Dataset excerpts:
----

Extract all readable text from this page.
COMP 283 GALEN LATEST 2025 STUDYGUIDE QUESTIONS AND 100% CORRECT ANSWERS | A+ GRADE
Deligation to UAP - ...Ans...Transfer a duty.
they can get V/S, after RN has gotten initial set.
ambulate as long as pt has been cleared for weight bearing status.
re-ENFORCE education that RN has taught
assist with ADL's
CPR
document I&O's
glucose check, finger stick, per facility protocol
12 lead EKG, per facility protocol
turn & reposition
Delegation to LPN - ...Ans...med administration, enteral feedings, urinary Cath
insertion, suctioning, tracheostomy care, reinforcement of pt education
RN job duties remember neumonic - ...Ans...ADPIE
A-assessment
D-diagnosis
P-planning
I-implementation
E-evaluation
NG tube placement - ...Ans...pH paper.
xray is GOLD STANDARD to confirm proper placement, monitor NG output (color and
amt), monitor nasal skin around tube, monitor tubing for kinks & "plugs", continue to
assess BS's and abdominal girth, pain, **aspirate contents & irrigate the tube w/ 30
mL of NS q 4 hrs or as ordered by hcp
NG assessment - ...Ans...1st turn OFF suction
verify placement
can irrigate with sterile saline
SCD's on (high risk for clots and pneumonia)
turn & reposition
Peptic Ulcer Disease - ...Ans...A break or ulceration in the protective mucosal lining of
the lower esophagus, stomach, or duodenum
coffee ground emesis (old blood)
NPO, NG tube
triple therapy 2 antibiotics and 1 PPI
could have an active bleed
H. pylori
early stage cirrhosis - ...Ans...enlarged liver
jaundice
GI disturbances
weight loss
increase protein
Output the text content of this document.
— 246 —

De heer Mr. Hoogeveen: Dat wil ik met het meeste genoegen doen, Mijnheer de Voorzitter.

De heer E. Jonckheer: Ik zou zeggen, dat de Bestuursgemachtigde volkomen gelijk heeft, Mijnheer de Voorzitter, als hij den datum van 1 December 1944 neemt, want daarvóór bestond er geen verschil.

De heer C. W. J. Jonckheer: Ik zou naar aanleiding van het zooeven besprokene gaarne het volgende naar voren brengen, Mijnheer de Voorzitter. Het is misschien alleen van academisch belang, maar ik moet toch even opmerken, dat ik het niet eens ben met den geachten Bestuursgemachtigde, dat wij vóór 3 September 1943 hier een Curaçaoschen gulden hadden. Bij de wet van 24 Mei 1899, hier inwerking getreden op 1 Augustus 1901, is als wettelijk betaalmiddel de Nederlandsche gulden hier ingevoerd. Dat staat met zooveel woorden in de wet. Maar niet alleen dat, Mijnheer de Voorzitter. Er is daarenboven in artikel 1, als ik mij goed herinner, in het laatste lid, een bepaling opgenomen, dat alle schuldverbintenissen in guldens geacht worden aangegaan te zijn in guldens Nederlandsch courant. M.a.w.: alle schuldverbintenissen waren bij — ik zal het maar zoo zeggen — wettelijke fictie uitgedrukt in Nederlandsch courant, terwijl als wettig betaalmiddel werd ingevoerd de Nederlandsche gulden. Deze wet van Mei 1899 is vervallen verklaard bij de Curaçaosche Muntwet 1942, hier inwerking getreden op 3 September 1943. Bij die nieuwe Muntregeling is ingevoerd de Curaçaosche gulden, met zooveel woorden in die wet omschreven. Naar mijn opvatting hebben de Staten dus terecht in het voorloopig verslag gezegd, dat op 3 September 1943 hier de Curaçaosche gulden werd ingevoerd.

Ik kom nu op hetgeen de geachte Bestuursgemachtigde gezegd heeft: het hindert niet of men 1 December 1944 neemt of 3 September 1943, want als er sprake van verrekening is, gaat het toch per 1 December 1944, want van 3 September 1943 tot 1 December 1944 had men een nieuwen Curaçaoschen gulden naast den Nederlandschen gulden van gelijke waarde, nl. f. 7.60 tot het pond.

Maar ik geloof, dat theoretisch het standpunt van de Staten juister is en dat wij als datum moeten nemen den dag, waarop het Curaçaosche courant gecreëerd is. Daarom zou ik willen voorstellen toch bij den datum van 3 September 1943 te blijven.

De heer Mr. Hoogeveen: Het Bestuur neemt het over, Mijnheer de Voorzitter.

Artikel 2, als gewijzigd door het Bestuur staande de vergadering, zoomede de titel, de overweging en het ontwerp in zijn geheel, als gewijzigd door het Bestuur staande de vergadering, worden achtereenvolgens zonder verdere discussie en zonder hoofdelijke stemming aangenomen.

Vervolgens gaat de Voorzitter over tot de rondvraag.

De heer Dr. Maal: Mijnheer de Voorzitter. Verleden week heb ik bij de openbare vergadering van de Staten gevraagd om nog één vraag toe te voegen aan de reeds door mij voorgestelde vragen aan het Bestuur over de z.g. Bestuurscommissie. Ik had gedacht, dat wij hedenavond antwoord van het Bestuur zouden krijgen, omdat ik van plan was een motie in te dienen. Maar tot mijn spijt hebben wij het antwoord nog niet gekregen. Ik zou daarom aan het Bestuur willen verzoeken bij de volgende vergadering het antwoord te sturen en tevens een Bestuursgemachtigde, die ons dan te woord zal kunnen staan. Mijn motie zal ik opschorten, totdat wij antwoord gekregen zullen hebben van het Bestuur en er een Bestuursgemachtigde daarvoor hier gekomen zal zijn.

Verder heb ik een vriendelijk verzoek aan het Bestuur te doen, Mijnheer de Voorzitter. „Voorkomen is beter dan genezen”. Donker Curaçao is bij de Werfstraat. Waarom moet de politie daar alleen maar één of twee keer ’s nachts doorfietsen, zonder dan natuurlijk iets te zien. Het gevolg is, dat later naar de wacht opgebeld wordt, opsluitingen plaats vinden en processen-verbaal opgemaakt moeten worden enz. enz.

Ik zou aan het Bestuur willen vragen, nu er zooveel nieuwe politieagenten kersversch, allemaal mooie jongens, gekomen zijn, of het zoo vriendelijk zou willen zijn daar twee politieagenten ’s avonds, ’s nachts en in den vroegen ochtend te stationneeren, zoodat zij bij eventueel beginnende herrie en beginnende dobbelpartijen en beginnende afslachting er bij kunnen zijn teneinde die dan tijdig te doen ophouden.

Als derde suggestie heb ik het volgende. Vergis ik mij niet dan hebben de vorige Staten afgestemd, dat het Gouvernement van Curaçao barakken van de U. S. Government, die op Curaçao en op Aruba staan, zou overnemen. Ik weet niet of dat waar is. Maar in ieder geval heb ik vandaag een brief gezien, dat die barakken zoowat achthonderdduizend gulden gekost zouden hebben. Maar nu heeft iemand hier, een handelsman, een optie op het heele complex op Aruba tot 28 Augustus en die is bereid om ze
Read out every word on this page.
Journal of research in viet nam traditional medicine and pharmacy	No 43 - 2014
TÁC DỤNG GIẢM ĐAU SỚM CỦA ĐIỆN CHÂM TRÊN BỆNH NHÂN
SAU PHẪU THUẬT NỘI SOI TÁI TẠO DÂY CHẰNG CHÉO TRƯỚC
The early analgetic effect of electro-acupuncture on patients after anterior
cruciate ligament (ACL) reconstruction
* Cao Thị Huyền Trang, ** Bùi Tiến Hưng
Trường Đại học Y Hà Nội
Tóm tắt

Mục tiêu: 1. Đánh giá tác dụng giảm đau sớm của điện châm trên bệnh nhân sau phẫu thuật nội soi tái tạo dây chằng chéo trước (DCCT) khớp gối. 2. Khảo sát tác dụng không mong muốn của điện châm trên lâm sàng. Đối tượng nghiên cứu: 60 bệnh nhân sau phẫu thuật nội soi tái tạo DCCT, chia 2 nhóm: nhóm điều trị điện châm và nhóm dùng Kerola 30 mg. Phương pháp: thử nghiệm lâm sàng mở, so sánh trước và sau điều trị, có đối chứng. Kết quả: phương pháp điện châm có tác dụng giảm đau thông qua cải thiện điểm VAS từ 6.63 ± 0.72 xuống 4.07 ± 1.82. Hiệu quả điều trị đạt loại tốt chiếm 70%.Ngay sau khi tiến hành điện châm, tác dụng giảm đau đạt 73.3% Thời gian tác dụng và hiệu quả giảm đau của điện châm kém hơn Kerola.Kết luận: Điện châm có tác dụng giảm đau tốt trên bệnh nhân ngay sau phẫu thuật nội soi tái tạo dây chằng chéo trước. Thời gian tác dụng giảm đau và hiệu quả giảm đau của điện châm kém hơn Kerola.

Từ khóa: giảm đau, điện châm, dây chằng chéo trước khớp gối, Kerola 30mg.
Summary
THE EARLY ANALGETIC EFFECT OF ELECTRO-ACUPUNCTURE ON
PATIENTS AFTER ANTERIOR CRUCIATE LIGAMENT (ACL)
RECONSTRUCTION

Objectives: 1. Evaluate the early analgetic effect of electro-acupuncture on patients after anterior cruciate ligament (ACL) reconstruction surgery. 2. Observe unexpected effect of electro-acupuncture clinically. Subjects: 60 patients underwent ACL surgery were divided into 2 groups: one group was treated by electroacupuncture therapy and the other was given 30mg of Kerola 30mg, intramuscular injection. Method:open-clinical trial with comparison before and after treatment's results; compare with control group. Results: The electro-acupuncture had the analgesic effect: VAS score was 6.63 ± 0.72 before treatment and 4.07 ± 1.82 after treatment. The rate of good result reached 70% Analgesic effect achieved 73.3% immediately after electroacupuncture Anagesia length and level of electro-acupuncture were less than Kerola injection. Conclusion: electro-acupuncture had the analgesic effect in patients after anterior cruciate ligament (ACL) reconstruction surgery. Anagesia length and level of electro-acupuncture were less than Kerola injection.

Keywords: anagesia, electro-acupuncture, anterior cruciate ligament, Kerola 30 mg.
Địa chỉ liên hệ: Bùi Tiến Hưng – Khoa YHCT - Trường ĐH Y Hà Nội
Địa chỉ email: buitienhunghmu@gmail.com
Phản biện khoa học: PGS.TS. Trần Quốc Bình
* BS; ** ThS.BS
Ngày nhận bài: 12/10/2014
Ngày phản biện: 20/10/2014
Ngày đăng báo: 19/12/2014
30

----

■ **What you need to do**
Using the records above, list each line that includes "facility".

■ **Output for this exercise**
glucose check, finger stick, per facility protocol
12 lead EKG, per facility protocol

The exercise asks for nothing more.